= AIM =
Gather each line of the entries below that includes "this".

────────

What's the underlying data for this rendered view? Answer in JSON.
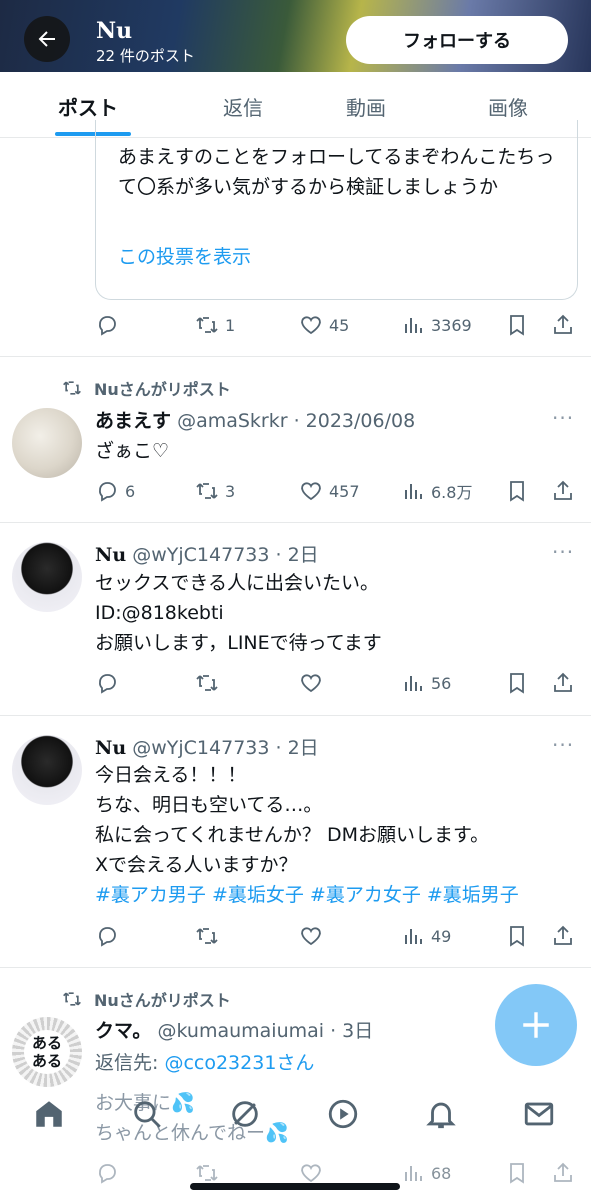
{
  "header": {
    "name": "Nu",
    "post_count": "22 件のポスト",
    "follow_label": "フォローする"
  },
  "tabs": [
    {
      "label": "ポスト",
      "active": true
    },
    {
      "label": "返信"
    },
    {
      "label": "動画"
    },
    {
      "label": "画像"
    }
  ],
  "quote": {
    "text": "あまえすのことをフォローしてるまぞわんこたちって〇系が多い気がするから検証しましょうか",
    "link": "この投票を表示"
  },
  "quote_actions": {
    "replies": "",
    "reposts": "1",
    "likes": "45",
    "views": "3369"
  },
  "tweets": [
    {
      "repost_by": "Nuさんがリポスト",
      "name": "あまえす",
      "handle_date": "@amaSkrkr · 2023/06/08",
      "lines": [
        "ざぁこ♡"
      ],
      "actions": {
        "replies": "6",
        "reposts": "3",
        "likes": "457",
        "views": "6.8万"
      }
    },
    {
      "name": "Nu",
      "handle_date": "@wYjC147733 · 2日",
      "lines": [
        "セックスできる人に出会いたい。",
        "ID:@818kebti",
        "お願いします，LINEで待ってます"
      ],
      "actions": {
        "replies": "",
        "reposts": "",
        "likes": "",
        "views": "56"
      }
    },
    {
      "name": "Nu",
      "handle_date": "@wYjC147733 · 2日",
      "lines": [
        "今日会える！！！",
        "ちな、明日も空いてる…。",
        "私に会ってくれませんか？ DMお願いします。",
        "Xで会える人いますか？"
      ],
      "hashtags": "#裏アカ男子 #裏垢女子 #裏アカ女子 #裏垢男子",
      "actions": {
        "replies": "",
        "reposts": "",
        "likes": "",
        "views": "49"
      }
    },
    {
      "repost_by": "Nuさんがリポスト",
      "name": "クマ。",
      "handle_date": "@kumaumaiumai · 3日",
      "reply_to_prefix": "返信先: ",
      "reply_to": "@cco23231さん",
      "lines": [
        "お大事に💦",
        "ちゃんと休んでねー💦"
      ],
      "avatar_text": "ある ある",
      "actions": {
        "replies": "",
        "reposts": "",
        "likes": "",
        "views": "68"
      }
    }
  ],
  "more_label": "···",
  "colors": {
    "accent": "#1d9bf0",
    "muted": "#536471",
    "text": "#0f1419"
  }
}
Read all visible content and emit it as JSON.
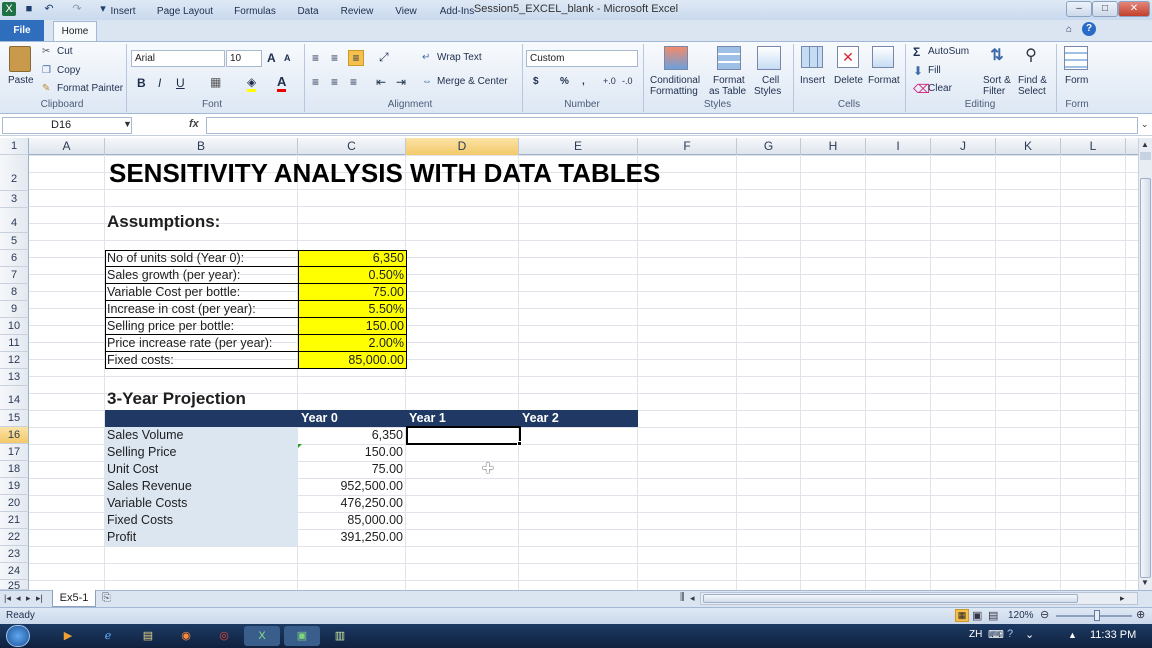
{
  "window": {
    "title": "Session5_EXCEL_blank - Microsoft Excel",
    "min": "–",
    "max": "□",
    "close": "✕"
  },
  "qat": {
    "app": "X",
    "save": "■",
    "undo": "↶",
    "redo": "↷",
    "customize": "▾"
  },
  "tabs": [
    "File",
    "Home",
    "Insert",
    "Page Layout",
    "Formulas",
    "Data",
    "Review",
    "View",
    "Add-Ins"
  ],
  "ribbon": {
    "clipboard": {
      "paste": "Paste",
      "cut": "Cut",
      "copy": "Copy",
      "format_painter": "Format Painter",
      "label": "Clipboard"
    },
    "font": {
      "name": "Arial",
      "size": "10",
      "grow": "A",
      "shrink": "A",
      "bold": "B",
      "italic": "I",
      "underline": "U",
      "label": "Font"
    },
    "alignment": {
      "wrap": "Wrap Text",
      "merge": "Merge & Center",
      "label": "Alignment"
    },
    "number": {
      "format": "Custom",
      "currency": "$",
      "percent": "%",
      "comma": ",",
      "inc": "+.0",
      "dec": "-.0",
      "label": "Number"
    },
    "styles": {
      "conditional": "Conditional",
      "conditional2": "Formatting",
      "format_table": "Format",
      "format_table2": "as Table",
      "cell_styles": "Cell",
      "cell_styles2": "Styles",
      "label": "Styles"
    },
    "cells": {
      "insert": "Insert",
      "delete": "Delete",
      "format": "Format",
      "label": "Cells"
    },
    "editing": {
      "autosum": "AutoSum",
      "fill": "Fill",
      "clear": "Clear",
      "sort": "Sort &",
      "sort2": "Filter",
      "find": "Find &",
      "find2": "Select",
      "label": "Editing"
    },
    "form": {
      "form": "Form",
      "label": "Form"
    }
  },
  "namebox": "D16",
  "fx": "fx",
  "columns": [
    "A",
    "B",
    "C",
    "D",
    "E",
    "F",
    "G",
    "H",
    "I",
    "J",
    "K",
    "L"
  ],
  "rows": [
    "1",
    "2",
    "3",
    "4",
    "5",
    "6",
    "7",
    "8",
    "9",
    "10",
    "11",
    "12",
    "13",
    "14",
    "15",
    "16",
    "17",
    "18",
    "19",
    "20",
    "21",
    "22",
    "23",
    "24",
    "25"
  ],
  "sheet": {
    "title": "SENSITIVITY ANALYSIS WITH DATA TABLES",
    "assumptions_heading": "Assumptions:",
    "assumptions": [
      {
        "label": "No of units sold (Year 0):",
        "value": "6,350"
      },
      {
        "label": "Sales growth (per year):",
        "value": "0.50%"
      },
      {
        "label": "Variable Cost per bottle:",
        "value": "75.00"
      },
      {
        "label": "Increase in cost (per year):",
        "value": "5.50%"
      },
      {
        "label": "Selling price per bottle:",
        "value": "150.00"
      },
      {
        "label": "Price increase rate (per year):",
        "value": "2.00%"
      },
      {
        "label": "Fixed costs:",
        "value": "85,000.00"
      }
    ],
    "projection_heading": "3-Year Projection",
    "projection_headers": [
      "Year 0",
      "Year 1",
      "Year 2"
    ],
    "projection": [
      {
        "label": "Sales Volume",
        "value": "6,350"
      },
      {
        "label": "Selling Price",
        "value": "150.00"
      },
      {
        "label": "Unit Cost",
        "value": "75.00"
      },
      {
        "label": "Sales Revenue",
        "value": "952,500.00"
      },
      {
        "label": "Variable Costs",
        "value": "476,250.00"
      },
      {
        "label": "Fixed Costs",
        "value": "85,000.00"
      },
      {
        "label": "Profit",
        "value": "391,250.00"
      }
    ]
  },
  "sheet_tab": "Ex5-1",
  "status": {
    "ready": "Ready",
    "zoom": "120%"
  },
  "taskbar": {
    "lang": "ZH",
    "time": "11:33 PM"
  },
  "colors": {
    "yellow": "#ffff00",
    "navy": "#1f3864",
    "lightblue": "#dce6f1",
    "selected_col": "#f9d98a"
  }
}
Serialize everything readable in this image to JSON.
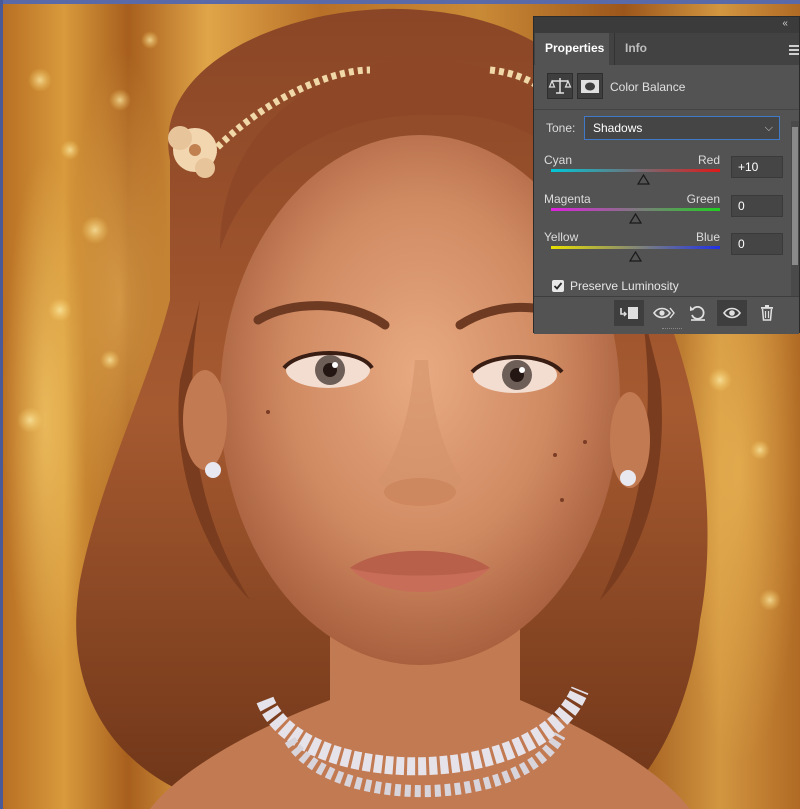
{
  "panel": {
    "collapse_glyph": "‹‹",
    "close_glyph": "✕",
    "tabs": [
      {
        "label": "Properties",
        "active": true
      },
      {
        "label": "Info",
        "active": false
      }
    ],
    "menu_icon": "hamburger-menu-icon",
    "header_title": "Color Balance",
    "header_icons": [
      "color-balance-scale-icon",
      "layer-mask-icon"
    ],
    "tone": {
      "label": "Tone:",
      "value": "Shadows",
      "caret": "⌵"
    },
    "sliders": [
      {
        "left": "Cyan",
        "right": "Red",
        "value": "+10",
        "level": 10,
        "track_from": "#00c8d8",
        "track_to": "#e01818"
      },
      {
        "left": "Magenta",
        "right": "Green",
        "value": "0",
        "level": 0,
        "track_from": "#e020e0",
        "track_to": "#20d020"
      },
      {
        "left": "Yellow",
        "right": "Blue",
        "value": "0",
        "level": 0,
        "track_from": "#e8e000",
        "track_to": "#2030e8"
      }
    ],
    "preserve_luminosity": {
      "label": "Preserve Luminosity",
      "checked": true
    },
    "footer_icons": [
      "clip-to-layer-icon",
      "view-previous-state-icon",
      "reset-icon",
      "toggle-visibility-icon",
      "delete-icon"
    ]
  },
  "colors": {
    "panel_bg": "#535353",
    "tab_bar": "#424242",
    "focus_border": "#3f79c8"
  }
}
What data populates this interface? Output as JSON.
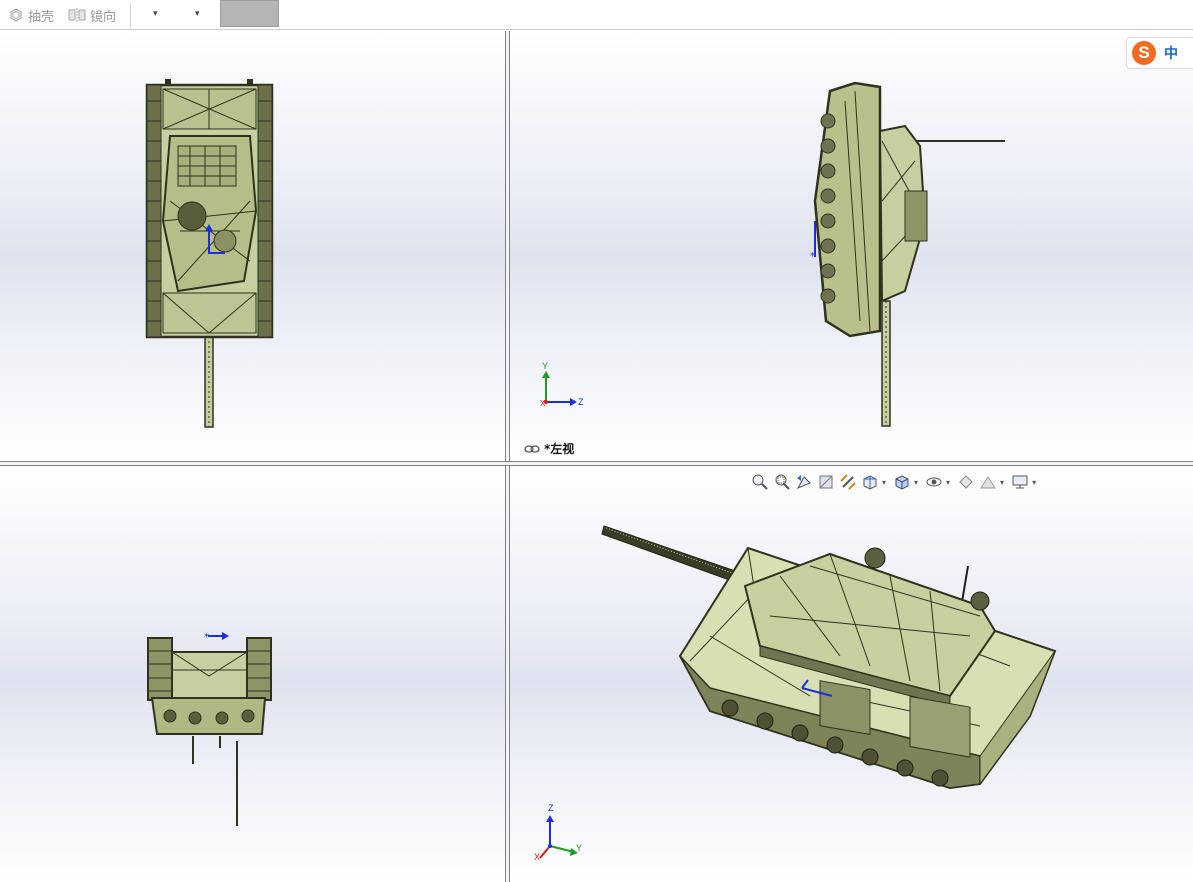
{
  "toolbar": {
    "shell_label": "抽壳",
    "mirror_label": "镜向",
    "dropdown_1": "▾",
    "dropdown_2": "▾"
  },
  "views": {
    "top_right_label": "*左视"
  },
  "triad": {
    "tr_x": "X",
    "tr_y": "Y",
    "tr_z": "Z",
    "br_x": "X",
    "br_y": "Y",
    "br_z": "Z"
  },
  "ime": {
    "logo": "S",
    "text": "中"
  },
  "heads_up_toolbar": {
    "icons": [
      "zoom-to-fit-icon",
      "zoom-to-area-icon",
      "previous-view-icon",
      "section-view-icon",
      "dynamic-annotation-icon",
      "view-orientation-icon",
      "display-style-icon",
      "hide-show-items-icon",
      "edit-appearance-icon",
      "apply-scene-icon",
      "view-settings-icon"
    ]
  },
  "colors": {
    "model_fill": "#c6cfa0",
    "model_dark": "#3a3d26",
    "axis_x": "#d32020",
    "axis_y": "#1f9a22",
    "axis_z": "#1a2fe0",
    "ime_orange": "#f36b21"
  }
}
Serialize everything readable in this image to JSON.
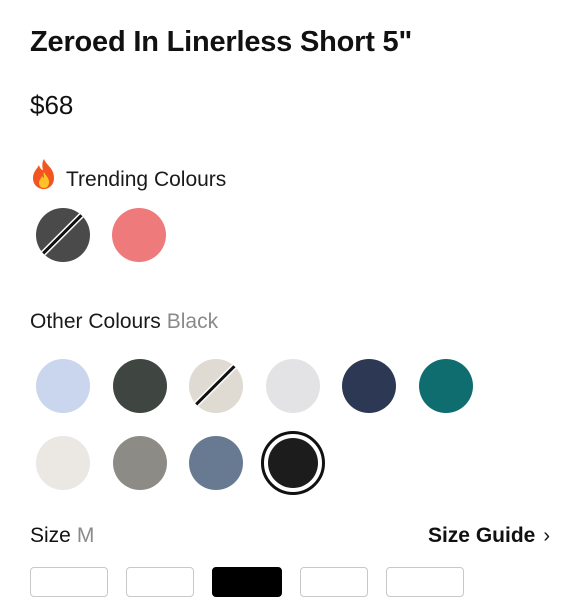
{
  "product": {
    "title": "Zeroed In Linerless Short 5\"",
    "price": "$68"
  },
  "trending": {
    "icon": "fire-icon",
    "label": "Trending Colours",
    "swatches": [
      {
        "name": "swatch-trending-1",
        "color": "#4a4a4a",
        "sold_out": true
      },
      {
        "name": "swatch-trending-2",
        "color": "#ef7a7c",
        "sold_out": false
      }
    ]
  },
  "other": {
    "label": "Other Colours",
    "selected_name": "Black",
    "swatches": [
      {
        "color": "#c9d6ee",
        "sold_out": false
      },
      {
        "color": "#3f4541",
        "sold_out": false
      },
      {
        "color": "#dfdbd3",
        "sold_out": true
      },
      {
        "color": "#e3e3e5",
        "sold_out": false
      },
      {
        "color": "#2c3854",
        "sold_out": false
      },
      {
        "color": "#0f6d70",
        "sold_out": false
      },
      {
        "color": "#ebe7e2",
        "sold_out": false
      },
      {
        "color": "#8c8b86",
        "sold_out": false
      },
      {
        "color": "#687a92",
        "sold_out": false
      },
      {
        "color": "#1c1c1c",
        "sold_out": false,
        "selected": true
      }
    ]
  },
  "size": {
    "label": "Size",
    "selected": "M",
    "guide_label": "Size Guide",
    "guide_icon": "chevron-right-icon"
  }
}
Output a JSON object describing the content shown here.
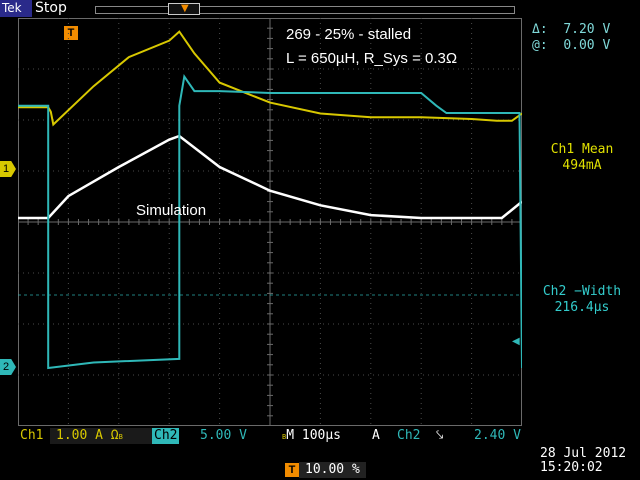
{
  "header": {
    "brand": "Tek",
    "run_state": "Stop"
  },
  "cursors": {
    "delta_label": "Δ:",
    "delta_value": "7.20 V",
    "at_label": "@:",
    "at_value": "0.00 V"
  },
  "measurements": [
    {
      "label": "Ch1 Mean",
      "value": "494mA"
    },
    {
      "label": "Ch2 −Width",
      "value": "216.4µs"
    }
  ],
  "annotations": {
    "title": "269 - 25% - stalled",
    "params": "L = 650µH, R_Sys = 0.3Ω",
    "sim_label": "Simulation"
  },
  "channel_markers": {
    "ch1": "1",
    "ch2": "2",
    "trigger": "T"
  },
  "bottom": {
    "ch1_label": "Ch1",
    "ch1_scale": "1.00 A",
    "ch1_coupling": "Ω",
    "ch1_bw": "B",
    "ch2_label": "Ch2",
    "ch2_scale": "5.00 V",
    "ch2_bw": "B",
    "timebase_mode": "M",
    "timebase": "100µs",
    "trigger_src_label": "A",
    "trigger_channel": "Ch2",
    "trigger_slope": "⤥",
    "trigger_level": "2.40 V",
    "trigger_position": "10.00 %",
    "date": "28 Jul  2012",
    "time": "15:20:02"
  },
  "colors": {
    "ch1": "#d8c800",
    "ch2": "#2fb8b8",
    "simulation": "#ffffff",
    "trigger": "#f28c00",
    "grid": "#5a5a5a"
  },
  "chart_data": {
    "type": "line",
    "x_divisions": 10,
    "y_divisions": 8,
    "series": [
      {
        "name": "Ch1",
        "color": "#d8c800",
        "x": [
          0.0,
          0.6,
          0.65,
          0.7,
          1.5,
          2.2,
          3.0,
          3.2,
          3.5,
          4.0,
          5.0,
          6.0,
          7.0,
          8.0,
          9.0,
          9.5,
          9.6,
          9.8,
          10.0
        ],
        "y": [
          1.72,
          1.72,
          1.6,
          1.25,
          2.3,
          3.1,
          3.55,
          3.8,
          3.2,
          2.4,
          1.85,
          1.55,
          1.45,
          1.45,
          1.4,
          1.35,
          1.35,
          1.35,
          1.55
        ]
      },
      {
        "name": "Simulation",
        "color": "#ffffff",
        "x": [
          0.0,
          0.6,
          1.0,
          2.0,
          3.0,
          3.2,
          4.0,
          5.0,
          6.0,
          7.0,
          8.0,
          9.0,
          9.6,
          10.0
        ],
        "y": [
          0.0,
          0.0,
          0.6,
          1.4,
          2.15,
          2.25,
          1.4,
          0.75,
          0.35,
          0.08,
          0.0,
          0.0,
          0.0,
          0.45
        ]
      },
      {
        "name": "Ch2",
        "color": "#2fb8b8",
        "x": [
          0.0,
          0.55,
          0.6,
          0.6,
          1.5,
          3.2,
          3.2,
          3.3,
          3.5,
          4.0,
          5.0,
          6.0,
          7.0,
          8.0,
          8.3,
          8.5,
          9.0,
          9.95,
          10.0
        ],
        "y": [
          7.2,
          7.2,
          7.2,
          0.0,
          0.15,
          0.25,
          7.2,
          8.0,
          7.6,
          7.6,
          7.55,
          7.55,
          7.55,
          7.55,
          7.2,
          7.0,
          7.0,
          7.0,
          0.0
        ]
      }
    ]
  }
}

────────

= OUTPUT OF THE TASK =
What's the underlying data for this rendered view? Answer in JSON.
Serialize everything readable in this image to JSON.
What data populates this interface? Output as JSON.
Serialize everything readable in this image to JSON.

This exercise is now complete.